- [Stated problem]: Search the listing for "elibrary" and copy every line where it appears.

- [Extracted material]:
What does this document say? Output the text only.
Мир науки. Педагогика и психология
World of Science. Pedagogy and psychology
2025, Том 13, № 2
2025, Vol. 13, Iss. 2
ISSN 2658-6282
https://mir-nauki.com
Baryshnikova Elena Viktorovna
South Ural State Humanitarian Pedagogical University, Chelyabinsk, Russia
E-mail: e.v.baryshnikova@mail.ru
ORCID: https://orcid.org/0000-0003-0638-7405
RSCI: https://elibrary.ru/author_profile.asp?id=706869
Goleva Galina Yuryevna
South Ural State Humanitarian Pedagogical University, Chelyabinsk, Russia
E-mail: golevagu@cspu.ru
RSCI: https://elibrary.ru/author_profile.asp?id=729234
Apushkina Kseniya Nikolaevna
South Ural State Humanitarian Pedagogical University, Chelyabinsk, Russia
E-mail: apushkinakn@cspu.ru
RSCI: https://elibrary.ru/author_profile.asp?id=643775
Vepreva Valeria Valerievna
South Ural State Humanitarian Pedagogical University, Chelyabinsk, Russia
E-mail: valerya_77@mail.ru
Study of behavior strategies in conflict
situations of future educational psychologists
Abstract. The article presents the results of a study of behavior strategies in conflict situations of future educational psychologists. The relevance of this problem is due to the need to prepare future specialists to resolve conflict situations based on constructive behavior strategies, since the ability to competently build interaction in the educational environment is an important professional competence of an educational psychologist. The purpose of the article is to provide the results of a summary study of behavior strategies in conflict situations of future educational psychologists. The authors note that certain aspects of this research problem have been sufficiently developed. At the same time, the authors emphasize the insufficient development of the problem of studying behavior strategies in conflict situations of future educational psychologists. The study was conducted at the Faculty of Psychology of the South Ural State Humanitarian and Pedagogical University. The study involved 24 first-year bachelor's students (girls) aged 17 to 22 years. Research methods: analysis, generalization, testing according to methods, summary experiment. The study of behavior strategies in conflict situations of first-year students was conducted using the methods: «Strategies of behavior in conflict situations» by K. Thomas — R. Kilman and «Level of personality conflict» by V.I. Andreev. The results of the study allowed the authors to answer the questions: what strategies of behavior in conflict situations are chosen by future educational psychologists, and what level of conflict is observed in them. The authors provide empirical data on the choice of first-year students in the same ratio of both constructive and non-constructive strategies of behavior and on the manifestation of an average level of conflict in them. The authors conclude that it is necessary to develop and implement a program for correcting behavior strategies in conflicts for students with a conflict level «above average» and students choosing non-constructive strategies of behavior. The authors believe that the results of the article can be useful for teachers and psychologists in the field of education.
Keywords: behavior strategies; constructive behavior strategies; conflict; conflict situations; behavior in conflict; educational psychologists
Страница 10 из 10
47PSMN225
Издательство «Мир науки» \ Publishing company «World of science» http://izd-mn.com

- [Result of the task]:
RSCI: https://elibrary.ru/author_profile.asp?id=706869
RSCI: https://elibrary.ru/author_profile.asp?id=729234
RSCI: https://elibrary.ru/author_profile.asp?id=643775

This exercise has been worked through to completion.